- **Written exercise**: Across the listing below, how many lines hold "domino"? Reply with the number by itself.

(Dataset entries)
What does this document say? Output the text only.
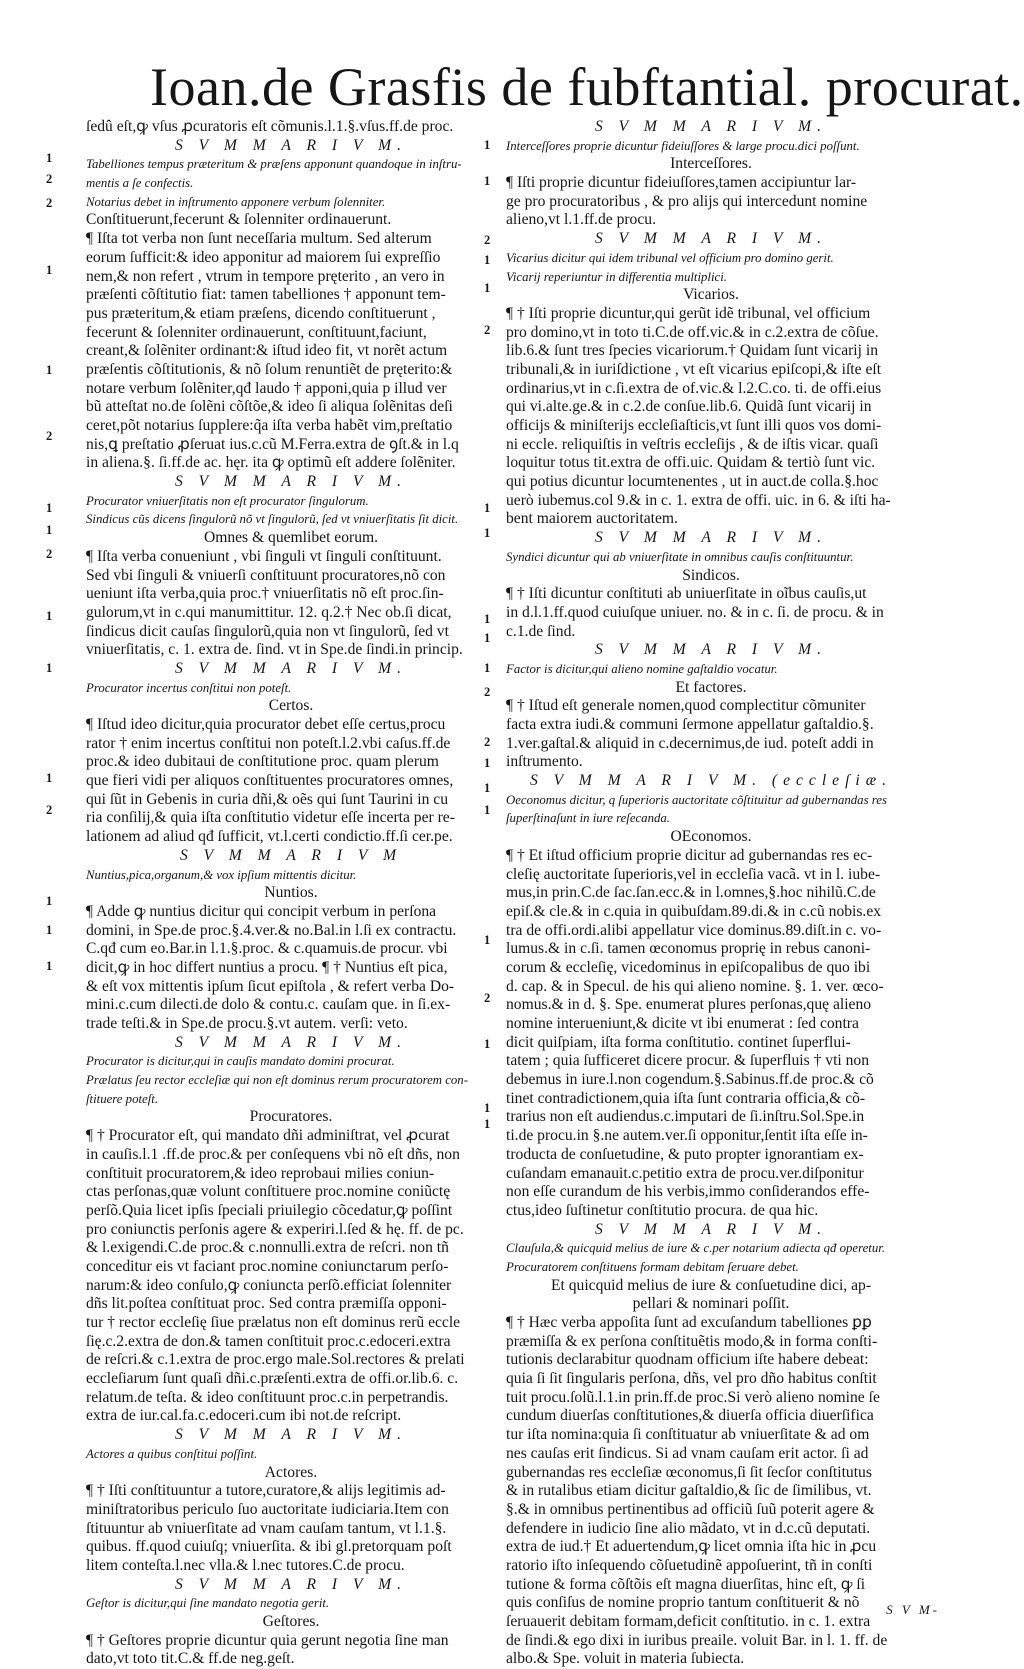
Ioan.de Grasfis de fubftantial. procurat.
ſedû eſt,ꝙ vſus ꝓcuratoris eſt cõmunis.l.1.§.vſus.ff.de proc.
S V M M A R I V M.
Tabelliones tempus præteritum & præſens apponunt quandoque in inſtru-
mentis a ſe confectis.
Notarius debet in inſtrumento apponere verbum ſolenniter.
Conſtituerunt,fecerunt & ſolenniter ordinauerunt.
¶ Iſta tot verba non ſunt neceſſaria multum. Sed alterum
eorum ſufficit:& ideo apponitur ad maiorem ſui expreſſio
nem,& non refert , vtrum in tempore pręterito , an vero in
præſenti cõſtitutio fiat: tamen tabelliones † apponunt tem-
pus præteritum,& etiam præſens, dicendo conſtituerunt ,
fecerunt & ſolenniter ordinauerunt, conſtituunt,faciunt,
creant,& ſolẽniter ordinant:& iſtud ideo fit, vt norẽt actum
præſentis cõſtitutionis, & nõ ſolum renuntiẽt de pręterito:&
notare verbum ſolẽniter,qđ laudo † apponi,quia p illud ver
bũ atteſtat no.de ſolẽni cõſtõe,& ideo ſi aliqua ſolẽnitas deſi
ceret,põt notarius ſupplere:q̃a iſta verba habẽt vim,preſtatio
nis,ꝗ preſtatio ꝓſeruat ius.c.cũ M.Ferra.extra de ꝯſt.& in l.q
in aliena.§. ſi.ff.de ac. hęr. ita ꝙ optimũ eſt addere ſolẽniter.
S V M M A R I V M.
Procurator vniuerſitatis non eſt procurator ſingulorum.
Sindicus cũs dicens ſingulorũ nõ vt ſingulorũ, ſed vt vniuerſitatis ſit dicit.
Omnes & quemlibet eorum.
¶ Iſta verba conueniunt , vbi ſinguli vt ſinguli conſtituunt.
Sed vbi ſinguli & vniuerſi conſtituunt procuratores,nõ con
ueniunt iſta verba,quia proc.† vniuerſitatis nõ eſt proc.ſin-
gulorum,vt in c.qui manumittitur. 12. q.2.† Nec ob.ſi dicat,
ſindicus dicit cauſas ſingulorũ,quia non vt ſingulorũ, ſed vt
vniuerſitatis, c. 1. extra de. ſind. vt in Spe.de ſindi.in princip.
S V M M A R I V M.
Procurator incertus conſtitui non poteſt.
Certos.
¶ Iſtud ideo dicitur,quia procurator debet eſſe certus,procu
rator † enim incertus conſtitui non poteſt.l.2.vbi caſus.ff.de
proc.& ideo dubitaui de conſtitutione proc. quam plerum
que fieri vidi per aliquos conſtituentes procuratores omnes,
qui ſũt in Gebenis in curia dñi,& oẽs qui ſunt Taurini in cu
ria conſilij,& quia iſta conſtitutio videtur eſſe incerta per re-
lationem ad aliud qđ ſufficit, vt.l.certi condictio.ff.ſi cer.pe.
S V M M A R I V M
Nuntius,pica,organum,& vox ipſium mittentis dicitur.
Nuntios.
¶ Adde ꝙ nuntius dicitur qui concipit verbum in perſona
domini, in Spe.de proc.§.4.ver.& no.Bal.in l.ſi ex contractu.
C.qđ cum eo.Bar.in l.1.§.proc. & c.quamuis.de procur. vbi
dicit,ꝙ in hoc differt nuntius a procu. ¶ † Nuntius eſt pica,
& eſt vox mittentis ipſum ſicut epiſtola , & refert verba Do-
mini.c.cum dilecti.de dolo & contu.c. cauſam que. in ſi.ex-
trade teſti.& in Spe.de procu.§.vt autem. verſi: veto.
S V M M A R I V M.
Procurator is dicitur,qui in cauſis mandato domini procurat.
Prælatus ſeu rector eccleſiæ qui non eſt dominus rerum procuratorem con-
ſtituere poteſt.
Procuratores.
¶ † Procurator eſt, qui mandato dñi adminiſtrat, vel ꝓcurat
in cauſis.l.1 .ff.de proc.& per conſequens vbi nõ eſt dñs, non
conſtituit procuratorem,& ideo reprobaui milies coniun-
ctas perſonas,quæ volunt conſtituere proc.nomine coniũctę
perſõ.Quia licet ipſis ſpeciali priuilegio cõcedatur,ꝙ poſſint
pro coniunctis perſonis agere & experiri.l.ſed & hę. ff. de pc.
& l.exigendi.C.de proc.& c.nonnulli.extra de reſcri. non tñ
conceditur eis vt faciant proc.nomine coniunctarum perſo-
narum:& ideo conſulo,ꝙ coniuncta perſõ.efficiat ſolenniter
dñs lit.poſtea conſtituat proc. Sed contra præmiſſa opponi-
tur † rector eccleſię ſiue prælatus non eſt dominus rerũ eccle
ſię.c.2.extra de don.& tamen conſtituit proc.c.edoceri.extra
de reſcri.& c.1.extra de proc.ergo male.Sol.rectores & prelati
eccleſiarum ſunt quaſi dñi.c.præſenti.extra de offi.or.lib.6. c.
relatum.de teſta. & ideo conſtituunt proc.c.in perpetrandis.
extra de iur.cal.fa.c.edoceri.cum ibi not.de reſcript.
S V M M A R I V M.
Actores a quibus conſtitui poſſint.
Actores.
¶ † Iſti conſtituuntur a tutore,curatore,& alijs legitimis ad-
miniſtratoribus periculo ſuo auctoritate iudiciaria.Item con
ſtituuntur ab vniuerſitate ad vnam cauſam tantum, vt l.1.§.
quibus. ff.quod cuiuſq; vniuerſita. & ibi gl.pretorquam poſt
litem conteſta.l.nec vlla.& l.nec tutores.C.de procu.
S V M M A R I V M.
Geſtor is dicitur,qui ſine mandato negotia gerit.
Geſtores.
¶ † Geſtores proprie dicuntur quia gerunt negotia ſine man
dato,vt toto tit.C.& ff.de neg.geſt.
S V M M A R I V M.
Interceſſores proprie dicuntur fideiuſſores & large procu.dici poſſunt.
Interceſſores.
¶ Iſti proprie dicuntur fideiuſſores,tamen accipiuntur lar-
ge pro procuratoribus , & pro alijs qui intercedunt nomine
alieno,vt l.1.ff.de procu.
S V M M A R I V M.
Vicarius dicitur qui idem tribunal vel officium pro domino gerit.
Vicarij reperiuntur in differentia multiplici.
Vicarios.
¶ † Iſti proprie dicuntur,qui gerũt idẽ tribunal, vel officium
pro domino,vt in toto ti.C.de off.vic.& in c.2.extra de cõſue.
lib.6.& ſunt tres ſpecies vicariorum.† Quidam ſunt vicarij in
tribunali,& in iuriſdictione , vt eſt vicarius epiſcopi,& iſte eſt
ordinarius,vt in c.ſi.extra de of.vic.& l.2.C.co. ti. de offi.eius
qui vi.alte.ge.& in c.2.de conſue.lib.6. Quidã ſunt vicarij in
officijs & miniſterijs eccleſiaſticis,vt ſunt illi quos vos domi-
ni eccle. reliquiſtis in veſtris eccleſijs , & de iſtis vicar. quaſi
loquitur totus tit.extra de offi.uic. Quidam & tertiò ſunt vic.
qui potius dicuntur locumtenentes , ut in auct.de colla.§.hoc
uerò iubemus.col 9.& in c. 1. extra de offi. uic. in 6. & iſti ha-
bent maiorem auctoritatem.
S V M M A R I V M.
Syndici dicuntur qui ab vniuerſitate in omnibus cauſis conſtituuntur.
Sindicos.
¶ † Iſti dicuntur conſtituti ab uniuerſitate in oĩbus cauſis,ut
in d.l.1.ff.quod cuiuſque uniuer. no. & in c. ſi. de procu. & in
c.1.de ſind.
S V M M A R I V M.
Factor is dicitur,qui alieno nomine gaſtaldio vocatur.
Et factores.
¶ † Iſtud eſt generale nomen,quod complectitur cõmuniter
facta extra iudi.& communi ſermone appellatur gaſtaldio.§.
1.ver.gaſtal.& aliquid in c.decernimus,de iud. poteſt addi in
inſtrumento.
S V M M A R I V M. (eccleſiæ.
Oeconomus dicitur, q ſuperioris auctoritate cõſtituitur ad gubernandas res
ſuperſtinaſunt in iure reſecanda.
OEconomos.
¶ † Et iſtud officium proprie dicitur ad gubernandas res ec-
cleſię auctoritate ſuperioris,vel in eccleſia vacã. vt in l. iube-
mus,in prin.C.de ſac.ſan.ecc.& in l.omnes,§.hoc nihilũ.C.de
epiſ.& cle.& in c.quia in quibuſdam.89.di.& in c.cũ nobis.ex
tra de offi.ordi.alibi appellatur vice dominus.89.diſt.in c. vo-
lumus.& in c.ſi. tamen œconomus proprię in rebus canoni-
corum & eccleſię, vicedominus in epiſcopalibus de quo ibi
d. cap. & in Specul. de his qui alieno nomine. §. 1. ver. œco-
nomus.& in d. §. Spe. enumerat plures perſonas,quę alieno
nomine interueniunt,& dicite vt ibi enumerat : ſed contra
dicit quiſpiam, iſta forma conſtitutio. continet ſuperflui-
tatem ; quia ſufficeret dicere procur. & ſuperfluis † vti non
debemus in iure.l.non cogendum.§.Sabinus.ff.de proc.& cõ
tinet contradictionem,quia iſta ſunt contraria officia,& cõ-
trarius non eſt audiendus.c.imputari de ſi.inſtru.Sol.Spe.in
ti.de procu.in §.ne autem.ver.ſi opponitur,ſentit iſta eſſe in-
troducta de conſuetudine, & puto propter ignorantiam ex-
cuſandam emanauit.c.petitio extra de procu.ver.diſponitur
non eſſe curandum de his verbis,immo conſiderandos effe-
ctus,ideo ſuſtinetur conſtitutio procura. de qua hic.
S V M M A R I V M.
Clauſula,& quicquid melius de iure & c.per notarium adiecta qđ operetur.
Procuratorem conſtituens formam debitam ſeruare debet.
Et quicquid melius de iure & conſuetudine dici, ap-
pellari & nominari poſſit.
¶ † Hæc verba appoſita ſunt ad excuſandum tabelliones ꝑꝑ
præmiſſa & ex perſona conſtituẽtis modo,& in forma conſti-
tutionis declarabitur quodnam officium iſte habere debeat:
quia ſi ſit ſingularis perſona, dñs, vel pro dño habitus conſtit
tuit procu.ſolũ.l.1.in prin.ff.de proc.Si verò alieno nomine ſe
cundum diuerſas conſtitutiones,& diuerſa officia diuerſifica
tur iſta nomina:quia ſi conſtituatur ab vniuerſitate & ad om
nes cauſas erit ſindicus. Si ad vnam cauſam erit actor. ſi ad
gubernandas res eccleſiæ œconomus,ſi ſit ſecſor conſtitutus
& in rutalibus etiam dicitur gaſtaldio,& ſic de ſimilibus, vt.
§.& in omnibus pertinentibus ad officiũ ſuũ poterit agere &
defendere in iudicio ſine alio mãdato, vt in d.c.cũ deputati.
extra de iud.† Et aduertendum,ꝙ licet omnia iſta hic in ꝓcu
ratorio iſto inſequendo cõſuetudinẽ appoſuerint, tñ in conſti
tutione & forma cõſtõis eſt magna diuerſitas, hinc eſt, ꝙ ſi
quis conſiſus de nomine proprio tantum conſtituerit & nõ
ſeruauerit debitam formam,deficit conſtitutio. in c. 1. extra
de ſindi.& ego dixi in iuribus preaile. voluit Bar. in l. 1. ff. de
albo.& Spe. voluit in materia ſubiecta.
1
2
2
1
1
2
1
1
2
1
1
1
2
1
1
1
1
1
2
1
1
2
1
1
1
1
1
2
2
1
1
1
1
2
1
1
1
S V M-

- **Solution for this problem**: 2